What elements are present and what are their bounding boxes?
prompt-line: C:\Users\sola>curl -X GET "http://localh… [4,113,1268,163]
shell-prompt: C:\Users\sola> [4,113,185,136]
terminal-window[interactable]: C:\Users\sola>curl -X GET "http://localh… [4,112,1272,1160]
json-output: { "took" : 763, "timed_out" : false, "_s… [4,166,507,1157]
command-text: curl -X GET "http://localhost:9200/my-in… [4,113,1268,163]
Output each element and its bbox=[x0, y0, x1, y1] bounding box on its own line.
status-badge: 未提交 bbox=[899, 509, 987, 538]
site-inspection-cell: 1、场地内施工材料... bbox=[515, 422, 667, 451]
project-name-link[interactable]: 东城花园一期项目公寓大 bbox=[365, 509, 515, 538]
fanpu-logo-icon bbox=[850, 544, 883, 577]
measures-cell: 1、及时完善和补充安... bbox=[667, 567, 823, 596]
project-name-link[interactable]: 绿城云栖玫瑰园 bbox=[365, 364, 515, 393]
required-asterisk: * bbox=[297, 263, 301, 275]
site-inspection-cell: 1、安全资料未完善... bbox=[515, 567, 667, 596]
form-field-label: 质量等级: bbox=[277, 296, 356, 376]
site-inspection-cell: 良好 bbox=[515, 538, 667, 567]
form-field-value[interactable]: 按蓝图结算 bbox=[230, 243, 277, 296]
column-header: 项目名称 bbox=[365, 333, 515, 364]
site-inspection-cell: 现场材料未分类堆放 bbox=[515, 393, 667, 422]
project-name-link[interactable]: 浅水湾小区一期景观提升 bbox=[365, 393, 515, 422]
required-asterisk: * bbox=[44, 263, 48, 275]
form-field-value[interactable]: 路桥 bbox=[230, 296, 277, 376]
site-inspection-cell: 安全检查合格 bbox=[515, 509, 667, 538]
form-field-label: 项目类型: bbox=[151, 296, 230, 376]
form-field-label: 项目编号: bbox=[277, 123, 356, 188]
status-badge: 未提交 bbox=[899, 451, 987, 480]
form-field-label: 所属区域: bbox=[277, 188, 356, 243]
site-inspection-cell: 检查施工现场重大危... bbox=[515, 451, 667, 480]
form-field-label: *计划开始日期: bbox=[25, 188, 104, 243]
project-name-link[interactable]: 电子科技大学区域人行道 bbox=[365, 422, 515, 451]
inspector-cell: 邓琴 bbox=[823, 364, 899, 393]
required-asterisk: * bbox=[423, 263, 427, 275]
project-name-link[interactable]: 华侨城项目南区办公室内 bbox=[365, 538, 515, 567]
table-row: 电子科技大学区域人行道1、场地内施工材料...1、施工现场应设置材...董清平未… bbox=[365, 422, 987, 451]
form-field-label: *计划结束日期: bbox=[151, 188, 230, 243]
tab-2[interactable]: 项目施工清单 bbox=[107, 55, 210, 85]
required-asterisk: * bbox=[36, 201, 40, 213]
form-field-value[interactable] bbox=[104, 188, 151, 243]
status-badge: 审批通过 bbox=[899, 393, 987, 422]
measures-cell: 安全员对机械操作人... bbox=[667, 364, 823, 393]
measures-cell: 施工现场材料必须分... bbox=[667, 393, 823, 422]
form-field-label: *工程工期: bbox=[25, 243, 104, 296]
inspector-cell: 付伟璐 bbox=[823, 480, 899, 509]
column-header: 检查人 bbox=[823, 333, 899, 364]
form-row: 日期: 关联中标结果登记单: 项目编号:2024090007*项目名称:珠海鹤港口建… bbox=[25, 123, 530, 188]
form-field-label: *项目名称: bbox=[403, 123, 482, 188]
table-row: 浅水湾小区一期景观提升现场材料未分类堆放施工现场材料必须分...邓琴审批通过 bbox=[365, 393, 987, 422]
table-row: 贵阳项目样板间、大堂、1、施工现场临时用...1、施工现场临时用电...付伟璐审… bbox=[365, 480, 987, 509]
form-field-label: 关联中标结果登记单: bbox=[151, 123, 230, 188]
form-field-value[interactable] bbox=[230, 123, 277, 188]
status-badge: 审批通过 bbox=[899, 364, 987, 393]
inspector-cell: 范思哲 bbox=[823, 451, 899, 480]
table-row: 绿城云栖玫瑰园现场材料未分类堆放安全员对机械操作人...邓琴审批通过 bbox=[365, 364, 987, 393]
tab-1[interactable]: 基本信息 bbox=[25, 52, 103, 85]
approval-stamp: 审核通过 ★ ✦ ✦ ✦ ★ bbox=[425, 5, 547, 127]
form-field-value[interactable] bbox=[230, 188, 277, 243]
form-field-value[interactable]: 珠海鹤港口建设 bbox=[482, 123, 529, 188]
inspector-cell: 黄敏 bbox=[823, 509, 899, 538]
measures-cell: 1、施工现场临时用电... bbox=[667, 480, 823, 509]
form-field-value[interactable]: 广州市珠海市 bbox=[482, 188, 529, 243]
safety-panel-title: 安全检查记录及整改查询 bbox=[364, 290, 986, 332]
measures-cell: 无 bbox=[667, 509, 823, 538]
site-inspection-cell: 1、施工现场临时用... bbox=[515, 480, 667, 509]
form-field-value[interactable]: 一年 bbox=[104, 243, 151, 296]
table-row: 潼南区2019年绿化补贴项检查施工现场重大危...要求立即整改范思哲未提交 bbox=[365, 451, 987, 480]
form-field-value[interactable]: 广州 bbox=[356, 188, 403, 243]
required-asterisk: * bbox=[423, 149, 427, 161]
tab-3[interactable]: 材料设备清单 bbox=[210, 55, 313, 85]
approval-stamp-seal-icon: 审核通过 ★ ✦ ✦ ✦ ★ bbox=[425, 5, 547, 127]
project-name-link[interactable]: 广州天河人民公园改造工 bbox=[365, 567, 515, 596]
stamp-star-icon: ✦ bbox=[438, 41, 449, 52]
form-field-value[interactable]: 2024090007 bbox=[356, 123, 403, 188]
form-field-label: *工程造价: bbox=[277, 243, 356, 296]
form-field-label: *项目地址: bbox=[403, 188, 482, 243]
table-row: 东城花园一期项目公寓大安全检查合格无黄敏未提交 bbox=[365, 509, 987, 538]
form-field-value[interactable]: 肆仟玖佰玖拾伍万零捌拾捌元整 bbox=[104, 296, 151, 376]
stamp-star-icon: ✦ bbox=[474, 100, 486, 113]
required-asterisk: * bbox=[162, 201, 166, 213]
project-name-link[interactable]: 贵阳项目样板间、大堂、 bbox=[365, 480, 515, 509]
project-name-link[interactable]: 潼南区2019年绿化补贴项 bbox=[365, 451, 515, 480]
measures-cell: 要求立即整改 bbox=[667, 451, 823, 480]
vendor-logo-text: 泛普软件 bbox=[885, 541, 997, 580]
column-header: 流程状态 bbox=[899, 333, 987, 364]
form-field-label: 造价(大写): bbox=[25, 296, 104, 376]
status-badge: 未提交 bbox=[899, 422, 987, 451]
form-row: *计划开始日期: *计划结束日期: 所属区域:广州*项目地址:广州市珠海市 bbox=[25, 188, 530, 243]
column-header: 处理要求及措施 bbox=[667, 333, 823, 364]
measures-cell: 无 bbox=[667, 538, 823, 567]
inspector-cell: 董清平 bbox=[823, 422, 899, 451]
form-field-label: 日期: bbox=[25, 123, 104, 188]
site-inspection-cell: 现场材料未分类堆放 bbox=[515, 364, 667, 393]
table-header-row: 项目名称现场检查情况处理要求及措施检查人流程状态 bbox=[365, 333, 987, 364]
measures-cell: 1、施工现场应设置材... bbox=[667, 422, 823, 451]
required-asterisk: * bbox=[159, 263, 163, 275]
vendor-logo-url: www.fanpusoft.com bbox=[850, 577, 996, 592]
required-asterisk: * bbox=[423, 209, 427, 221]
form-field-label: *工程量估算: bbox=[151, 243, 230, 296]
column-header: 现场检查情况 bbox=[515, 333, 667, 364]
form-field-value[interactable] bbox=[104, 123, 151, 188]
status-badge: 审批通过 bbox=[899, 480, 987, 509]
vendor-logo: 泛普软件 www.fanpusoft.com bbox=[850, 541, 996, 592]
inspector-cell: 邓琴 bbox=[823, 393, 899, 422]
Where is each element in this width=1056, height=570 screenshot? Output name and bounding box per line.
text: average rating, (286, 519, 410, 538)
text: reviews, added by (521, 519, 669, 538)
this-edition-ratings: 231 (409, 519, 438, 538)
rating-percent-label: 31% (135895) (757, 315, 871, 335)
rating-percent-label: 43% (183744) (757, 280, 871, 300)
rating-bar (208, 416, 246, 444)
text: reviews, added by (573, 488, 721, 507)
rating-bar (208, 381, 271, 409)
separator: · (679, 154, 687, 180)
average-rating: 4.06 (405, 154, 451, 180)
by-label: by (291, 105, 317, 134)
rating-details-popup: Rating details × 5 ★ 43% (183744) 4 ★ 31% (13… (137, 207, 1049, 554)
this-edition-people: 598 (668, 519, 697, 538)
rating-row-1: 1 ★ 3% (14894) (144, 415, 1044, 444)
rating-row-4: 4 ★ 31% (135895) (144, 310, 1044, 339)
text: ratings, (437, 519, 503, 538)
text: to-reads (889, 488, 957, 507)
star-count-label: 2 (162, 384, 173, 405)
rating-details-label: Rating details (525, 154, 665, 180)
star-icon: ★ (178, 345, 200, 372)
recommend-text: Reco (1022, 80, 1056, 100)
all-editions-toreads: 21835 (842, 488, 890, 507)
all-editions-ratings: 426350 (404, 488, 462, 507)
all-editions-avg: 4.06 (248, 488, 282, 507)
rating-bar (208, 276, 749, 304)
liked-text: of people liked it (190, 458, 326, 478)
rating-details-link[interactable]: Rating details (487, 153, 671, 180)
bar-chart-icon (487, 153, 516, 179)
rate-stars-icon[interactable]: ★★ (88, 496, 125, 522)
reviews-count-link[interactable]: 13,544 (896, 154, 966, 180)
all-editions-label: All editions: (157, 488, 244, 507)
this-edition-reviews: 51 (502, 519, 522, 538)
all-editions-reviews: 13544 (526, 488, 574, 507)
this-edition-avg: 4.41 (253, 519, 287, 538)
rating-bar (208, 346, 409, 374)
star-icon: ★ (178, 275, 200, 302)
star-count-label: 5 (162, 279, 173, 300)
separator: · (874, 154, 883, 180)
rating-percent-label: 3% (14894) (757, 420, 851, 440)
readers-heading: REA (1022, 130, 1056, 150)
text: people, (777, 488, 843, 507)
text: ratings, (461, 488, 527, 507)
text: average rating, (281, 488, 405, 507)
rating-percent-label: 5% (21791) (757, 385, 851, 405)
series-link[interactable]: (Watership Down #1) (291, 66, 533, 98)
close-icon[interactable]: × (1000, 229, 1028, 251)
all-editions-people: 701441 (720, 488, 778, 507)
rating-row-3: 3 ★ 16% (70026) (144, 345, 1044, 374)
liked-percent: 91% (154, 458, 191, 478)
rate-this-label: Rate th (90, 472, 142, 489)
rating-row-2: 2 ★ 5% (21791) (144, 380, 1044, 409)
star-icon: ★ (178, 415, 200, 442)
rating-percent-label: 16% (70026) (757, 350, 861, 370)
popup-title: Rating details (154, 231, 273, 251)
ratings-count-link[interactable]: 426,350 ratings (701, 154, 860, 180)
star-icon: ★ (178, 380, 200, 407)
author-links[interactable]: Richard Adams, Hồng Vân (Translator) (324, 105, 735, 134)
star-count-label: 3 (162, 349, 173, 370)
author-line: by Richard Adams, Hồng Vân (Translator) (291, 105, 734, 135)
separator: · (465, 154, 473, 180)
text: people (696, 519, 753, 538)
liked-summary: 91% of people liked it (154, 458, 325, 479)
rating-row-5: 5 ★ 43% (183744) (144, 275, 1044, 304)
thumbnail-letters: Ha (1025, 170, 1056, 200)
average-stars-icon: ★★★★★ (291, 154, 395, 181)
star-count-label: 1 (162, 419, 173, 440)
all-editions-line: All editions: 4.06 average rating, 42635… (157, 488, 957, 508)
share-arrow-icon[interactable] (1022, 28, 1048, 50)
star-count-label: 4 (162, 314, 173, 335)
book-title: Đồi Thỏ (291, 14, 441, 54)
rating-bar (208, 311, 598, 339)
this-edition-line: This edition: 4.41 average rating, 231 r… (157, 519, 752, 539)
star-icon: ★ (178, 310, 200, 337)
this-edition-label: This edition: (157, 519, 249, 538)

____________

**What you will do:** Rewrite the part of the listing that opens with its first line and closes with the line containing "fanpu-logo-icon bbox=[850, 544, 883, 577]", changing "terminal-window" to "console-window" and keeping everything else the same.

**Answer to this problem:**
What elements are present and what are their bounding boxes?
prompt-line: C:\Users\sola>curl -X GET "http://localh… [4,113,1268,163]
shell-prompt: C:\Users\sola> [4,113,185,136]
console-window[interactable]: C:\Users\sola>curl -X GET "http://localh… [4,112,1272,1160]
json-output: { "took" : 763, "timed_out" : false, "_s… [4,166,507,1157]
command-text: curl -X GET "http://localhost:9200/my-in… [4,113,1268,163]
Output each element and its bbox=[x0, y0, x1, y1] bounding box on its own line.
status-badge: 未提交 bbox=[899, 509, 987, 538]
site-inspection-cell: 1、场地内施工材料... bbox=[515, 422, 667, 451]
project-name-link[interactable]: 东城花园一期项目公寓大 bbox=[365, 509, 515, 538]
fanpu-logo-icon bbox=[850, 544, 883, 577]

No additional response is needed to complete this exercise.